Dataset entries

=======

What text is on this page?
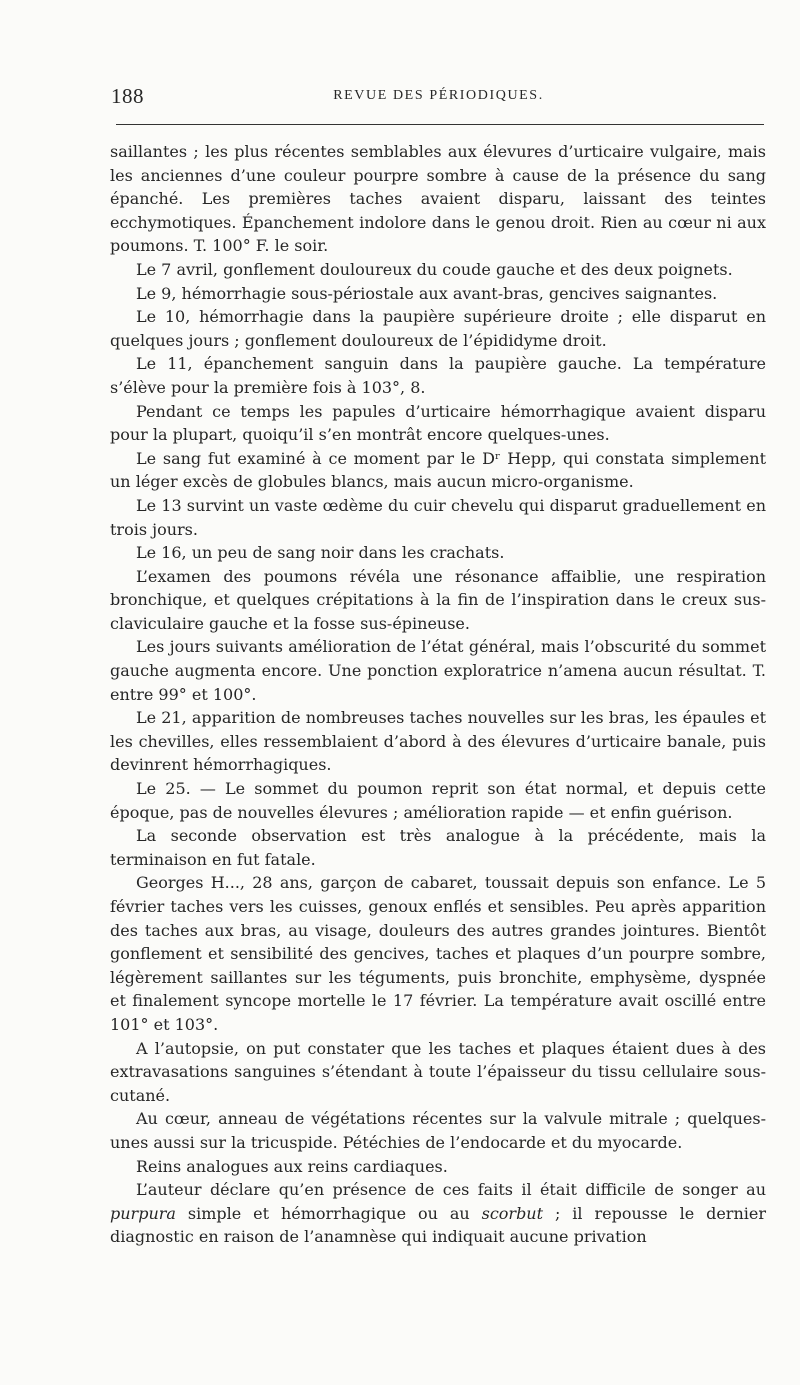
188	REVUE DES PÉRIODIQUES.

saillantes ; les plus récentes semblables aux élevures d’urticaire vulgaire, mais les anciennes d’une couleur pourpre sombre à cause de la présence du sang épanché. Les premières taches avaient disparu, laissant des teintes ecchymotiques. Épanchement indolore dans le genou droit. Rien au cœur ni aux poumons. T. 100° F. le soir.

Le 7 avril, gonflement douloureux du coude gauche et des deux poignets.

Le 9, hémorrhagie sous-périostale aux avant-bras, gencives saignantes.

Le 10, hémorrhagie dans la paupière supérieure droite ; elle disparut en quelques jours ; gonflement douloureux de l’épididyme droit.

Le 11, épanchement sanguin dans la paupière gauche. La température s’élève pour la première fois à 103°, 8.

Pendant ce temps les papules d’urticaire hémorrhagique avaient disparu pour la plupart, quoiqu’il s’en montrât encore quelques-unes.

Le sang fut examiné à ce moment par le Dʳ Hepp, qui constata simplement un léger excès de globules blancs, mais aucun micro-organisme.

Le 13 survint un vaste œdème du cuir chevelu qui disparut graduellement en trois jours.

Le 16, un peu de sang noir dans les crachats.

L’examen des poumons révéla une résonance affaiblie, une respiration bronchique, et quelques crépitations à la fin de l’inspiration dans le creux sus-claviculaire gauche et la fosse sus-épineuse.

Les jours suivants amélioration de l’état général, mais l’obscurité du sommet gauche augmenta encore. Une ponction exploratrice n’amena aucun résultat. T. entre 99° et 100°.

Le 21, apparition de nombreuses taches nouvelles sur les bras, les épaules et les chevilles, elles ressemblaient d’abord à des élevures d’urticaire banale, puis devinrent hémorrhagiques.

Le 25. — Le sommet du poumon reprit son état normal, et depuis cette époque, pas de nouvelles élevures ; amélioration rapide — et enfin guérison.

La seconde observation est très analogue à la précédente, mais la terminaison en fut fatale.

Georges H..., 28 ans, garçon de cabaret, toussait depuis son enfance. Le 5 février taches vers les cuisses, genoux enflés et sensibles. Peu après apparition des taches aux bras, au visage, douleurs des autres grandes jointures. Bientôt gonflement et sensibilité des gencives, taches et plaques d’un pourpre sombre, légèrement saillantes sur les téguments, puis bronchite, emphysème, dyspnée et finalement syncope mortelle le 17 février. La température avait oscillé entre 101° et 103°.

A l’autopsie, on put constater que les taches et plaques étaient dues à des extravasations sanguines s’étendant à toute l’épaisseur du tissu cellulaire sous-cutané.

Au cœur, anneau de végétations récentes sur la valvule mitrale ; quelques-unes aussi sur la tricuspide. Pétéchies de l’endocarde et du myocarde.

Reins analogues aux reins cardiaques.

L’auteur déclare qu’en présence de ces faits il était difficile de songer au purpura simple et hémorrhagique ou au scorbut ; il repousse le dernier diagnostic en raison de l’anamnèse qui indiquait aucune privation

=======

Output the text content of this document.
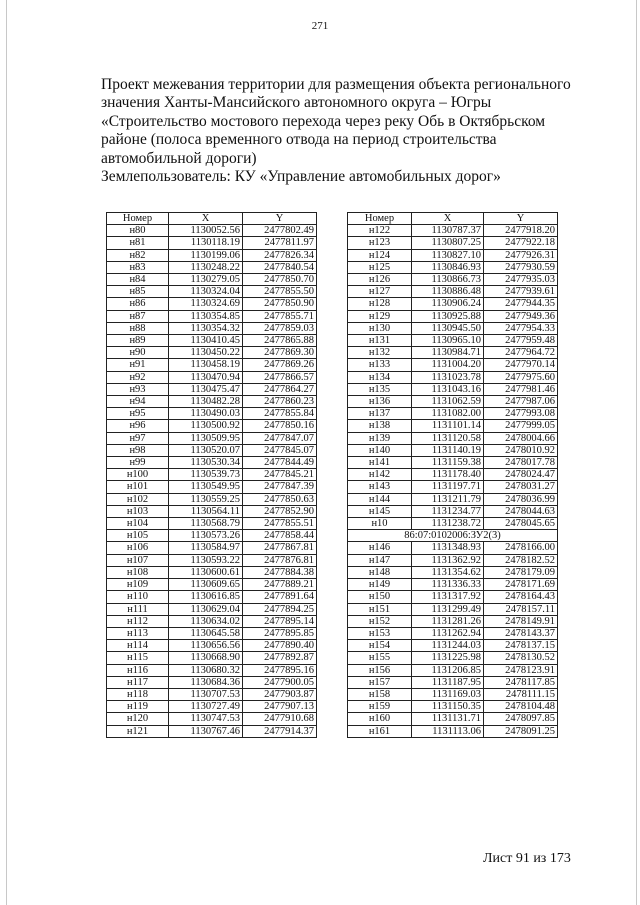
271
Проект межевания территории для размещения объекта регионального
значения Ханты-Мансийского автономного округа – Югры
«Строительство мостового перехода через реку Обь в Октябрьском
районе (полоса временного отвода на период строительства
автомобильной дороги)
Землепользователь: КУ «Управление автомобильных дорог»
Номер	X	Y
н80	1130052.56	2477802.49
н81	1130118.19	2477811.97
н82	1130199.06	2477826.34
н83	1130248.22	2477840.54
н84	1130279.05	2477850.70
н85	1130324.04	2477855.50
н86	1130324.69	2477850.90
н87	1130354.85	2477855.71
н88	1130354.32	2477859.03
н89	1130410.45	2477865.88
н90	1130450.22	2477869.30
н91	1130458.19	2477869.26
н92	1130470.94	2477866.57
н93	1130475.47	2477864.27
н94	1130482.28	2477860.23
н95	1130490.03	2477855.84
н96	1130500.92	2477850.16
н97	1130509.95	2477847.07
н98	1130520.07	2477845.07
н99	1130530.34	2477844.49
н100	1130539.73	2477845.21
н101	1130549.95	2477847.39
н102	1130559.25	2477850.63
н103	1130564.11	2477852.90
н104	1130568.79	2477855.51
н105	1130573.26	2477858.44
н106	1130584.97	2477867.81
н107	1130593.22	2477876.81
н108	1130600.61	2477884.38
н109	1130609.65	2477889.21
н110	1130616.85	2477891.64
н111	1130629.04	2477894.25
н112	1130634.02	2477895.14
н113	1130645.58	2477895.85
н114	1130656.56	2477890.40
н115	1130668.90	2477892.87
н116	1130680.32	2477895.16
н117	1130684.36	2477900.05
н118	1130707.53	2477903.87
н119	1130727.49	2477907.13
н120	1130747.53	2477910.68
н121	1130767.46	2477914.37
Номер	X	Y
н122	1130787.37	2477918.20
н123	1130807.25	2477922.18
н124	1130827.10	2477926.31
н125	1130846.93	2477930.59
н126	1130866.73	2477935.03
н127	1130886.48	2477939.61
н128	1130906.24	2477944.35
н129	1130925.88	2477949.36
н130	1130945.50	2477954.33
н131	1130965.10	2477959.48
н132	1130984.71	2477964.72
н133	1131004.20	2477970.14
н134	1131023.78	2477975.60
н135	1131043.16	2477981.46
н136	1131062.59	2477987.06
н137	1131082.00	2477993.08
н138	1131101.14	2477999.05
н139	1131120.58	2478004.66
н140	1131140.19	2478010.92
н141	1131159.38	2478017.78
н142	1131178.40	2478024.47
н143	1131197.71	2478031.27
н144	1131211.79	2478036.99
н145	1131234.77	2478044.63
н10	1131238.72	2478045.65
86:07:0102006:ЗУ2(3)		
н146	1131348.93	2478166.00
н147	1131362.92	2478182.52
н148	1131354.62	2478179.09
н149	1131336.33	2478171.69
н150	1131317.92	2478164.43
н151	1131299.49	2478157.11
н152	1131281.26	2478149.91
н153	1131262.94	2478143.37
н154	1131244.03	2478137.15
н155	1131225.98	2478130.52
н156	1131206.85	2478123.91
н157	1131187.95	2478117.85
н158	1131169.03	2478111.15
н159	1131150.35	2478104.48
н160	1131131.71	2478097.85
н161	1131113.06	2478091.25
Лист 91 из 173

=======

* [What you should do]: What is the number of lines that contain "paupière"? Reply with that number alone.

* [Response for this exercise]: 2